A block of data
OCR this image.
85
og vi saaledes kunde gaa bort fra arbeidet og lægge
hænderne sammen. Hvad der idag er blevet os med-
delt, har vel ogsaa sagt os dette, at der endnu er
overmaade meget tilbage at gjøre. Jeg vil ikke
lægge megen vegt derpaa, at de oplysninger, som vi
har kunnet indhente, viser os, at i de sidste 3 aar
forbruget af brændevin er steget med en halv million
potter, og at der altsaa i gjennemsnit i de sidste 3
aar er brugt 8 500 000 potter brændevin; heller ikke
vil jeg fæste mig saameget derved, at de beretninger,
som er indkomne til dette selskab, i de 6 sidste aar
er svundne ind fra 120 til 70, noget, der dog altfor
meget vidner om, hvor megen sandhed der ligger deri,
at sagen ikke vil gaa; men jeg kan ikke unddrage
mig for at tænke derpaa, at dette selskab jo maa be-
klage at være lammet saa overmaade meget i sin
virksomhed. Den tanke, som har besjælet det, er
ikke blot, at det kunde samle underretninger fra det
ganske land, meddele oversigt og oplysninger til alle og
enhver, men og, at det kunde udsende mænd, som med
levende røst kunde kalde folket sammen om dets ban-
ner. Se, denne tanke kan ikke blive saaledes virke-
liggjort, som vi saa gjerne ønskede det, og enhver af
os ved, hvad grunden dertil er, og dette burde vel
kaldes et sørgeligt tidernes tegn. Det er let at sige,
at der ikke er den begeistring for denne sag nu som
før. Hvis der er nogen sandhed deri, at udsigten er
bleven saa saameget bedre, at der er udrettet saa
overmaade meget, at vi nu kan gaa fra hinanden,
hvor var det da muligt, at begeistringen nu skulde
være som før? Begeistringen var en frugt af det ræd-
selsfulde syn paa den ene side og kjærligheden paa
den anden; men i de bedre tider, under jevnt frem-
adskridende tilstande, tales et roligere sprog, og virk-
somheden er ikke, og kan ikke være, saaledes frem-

**Instructions to follow**
Say only how many lines in the records carry the word "tanke".

**Written solution**
2